## DATASET
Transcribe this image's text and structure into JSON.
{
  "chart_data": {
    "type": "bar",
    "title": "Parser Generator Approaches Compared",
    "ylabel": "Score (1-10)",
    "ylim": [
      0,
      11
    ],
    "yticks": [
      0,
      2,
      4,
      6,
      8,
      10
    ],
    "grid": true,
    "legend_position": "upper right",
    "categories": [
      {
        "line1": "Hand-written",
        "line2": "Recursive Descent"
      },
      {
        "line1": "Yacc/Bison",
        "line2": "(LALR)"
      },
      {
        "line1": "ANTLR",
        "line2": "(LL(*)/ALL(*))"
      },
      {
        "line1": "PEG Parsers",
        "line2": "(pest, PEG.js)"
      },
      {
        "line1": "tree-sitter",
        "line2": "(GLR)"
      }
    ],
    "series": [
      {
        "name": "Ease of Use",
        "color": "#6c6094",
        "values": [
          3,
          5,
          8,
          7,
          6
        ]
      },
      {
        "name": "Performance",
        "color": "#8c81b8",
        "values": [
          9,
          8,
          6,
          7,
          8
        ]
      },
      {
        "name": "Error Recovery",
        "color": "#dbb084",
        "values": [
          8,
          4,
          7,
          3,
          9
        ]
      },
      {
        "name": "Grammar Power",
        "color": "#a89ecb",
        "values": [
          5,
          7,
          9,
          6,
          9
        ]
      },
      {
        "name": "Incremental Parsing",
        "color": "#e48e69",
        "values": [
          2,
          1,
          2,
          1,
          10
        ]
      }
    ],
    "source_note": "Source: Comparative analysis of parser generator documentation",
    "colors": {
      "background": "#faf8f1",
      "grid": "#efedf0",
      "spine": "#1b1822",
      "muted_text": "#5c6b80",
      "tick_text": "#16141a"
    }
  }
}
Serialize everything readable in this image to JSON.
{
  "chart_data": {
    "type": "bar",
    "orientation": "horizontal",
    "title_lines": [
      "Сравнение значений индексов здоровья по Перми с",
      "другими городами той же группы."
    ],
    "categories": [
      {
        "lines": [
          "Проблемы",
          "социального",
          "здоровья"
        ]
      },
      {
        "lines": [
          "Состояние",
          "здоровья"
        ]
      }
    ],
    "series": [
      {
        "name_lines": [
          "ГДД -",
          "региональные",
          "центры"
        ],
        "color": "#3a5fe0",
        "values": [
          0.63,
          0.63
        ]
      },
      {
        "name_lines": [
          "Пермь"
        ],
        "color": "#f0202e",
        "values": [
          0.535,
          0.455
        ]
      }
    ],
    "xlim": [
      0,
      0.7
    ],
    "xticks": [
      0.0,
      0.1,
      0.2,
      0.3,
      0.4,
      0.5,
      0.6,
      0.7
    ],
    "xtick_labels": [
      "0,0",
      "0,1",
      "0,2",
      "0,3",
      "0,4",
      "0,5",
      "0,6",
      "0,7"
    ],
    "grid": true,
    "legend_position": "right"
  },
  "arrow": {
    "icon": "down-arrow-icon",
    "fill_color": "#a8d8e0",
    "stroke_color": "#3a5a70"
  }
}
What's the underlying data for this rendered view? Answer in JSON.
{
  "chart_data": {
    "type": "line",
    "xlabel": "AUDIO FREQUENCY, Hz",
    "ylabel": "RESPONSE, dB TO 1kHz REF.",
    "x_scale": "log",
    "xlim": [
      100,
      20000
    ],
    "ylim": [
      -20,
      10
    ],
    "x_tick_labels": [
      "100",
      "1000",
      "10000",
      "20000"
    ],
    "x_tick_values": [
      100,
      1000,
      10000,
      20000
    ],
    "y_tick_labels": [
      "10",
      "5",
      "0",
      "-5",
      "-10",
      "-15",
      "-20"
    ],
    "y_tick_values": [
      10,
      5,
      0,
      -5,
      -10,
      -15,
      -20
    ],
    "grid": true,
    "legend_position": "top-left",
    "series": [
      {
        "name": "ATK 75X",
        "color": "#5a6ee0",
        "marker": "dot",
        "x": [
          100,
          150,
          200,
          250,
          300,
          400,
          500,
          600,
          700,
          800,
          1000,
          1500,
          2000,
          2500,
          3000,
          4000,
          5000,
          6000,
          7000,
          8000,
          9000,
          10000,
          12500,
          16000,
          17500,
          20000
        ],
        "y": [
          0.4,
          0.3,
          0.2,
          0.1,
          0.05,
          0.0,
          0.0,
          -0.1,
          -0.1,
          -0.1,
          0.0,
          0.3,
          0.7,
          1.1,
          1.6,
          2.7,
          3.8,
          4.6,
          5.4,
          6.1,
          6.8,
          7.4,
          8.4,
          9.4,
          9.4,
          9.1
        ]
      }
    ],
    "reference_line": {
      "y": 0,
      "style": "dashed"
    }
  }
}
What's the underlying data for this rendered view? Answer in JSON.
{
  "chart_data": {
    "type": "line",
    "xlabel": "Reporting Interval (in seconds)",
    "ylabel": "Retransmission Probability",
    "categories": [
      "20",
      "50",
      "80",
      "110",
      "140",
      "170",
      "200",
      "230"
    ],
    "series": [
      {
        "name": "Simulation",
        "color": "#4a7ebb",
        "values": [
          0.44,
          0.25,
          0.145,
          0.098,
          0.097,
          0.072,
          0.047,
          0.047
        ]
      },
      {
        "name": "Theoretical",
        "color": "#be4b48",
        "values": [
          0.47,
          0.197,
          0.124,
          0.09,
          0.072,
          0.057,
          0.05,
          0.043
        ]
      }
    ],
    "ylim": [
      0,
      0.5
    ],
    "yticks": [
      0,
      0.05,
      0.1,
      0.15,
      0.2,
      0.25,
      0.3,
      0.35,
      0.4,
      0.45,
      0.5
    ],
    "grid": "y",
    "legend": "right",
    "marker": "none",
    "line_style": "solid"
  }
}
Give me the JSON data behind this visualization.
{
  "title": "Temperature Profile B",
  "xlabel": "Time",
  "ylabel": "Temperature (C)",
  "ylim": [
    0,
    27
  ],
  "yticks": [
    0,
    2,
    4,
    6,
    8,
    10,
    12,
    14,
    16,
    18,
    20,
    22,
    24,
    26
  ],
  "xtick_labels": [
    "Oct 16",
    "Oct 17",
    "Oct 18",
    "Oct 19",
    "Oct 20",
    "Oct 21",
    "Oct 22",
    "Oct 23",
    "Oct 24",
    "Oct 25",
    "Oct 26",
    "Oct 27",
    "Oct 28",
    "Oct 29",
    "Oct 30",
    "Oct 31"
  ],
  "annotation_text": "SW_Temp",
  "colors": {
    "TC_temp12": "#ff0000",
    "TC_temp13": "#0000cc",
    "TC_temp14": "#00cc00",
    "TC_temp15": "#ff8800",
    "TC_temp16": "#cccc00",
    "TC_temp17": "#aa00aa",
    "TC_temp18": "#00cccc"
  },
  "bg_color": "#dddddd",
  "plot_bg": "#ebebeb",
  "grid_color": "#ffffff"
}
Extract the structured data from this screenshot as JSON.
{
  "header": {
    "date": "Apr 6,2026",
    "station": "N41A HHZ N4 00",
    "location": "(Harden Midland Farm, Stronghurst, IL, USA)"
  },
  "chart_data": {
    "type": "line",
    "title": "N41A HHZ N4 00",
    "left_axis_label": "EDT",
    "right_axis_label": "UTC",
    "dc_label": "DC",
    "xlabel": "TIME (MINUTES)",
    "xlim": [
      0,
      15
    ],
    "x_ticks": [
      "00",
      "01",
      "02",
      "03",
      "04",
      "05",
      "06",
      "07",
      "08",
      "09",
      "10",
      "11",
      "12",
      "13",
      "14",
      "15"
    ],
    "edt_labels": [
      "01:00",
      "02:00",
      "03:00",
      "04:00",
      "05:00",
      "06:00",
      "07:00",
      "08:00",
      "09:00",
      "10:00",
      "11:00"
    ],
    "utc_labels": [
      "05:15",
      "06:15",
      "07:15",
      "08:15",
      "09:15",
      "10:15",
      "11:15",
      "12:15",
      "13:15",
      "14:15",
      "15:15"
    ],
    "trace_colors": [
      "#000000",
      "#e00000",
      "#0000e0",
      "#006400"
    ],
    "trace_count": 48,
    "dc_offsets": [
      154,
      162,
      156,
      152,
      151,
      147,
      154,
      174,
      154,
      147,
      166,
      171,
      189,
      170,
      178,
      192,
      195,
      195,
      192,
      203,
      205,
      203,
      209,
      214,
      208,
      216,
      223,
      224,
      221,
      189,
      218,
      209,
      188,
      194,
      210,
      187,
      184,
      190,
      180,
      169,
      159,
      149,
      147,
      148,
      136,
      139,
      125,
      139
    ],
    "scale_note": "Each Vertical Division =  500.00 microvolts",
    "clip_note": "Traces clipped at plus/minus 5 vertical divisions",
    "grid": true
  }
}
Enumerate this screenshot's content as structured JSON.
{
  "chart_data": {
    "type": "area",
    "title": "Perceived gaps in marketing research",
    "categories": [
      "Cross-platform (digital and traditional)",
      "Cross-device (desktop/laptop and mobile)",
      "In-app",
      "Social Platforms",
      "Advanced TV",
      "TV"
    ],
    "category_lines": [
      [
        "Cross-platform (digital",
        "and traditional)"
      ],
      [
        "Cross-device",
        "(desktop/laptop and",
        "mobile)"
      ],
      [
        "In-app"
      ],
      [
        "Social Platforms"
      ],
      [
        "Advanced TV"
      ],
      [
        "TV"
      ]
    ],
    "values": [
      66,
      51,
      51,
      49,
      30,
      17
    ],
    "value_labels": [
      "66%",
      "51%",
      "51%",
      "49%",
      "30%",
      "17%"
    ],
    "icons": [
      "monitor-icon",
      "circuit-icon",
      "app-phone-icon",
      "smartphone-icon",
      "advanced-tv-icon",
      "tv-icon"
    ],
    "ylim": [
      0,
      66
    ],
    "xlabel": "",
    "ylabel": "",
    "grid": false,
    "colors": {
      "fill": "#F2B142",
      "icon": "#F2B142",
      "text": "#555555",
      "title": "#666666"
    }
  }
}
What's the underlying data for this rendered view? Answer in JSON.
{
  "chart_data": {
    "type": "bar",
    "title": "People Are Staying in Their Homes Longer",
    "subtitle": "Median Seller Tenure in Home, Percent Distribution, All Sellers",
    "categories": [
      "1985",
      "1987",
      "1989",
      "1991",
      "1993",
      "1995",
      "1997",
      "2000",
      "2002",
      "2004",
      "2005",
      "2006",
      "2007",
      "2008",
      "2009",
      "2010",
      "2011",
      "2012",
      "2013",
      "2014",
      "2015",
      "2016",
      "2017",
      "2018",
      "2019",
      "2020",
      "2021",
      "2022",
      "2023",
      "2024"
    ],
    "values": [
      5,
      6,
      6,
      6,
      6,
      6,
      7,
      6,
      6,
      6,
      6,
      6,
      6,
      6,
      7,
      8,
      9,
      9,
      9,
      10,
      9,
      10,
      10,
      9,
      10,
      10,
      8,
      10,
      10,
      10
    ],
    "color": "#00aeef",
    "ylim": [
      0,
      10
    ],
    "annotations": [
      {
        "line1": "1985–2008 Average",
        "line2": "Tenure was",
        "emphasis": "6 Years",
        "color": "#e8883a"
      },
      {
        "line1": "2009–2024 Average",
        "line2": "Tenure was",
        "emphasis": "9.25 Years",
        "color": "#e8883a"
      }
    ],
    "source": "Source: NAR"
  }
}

## REQUIRED WORK
Return every line in the listing that contains the word "mobile".

## RESULT OF THE EXERCISE
      "Cross-device (desktop/laptop and mobile)",
        "mobile)"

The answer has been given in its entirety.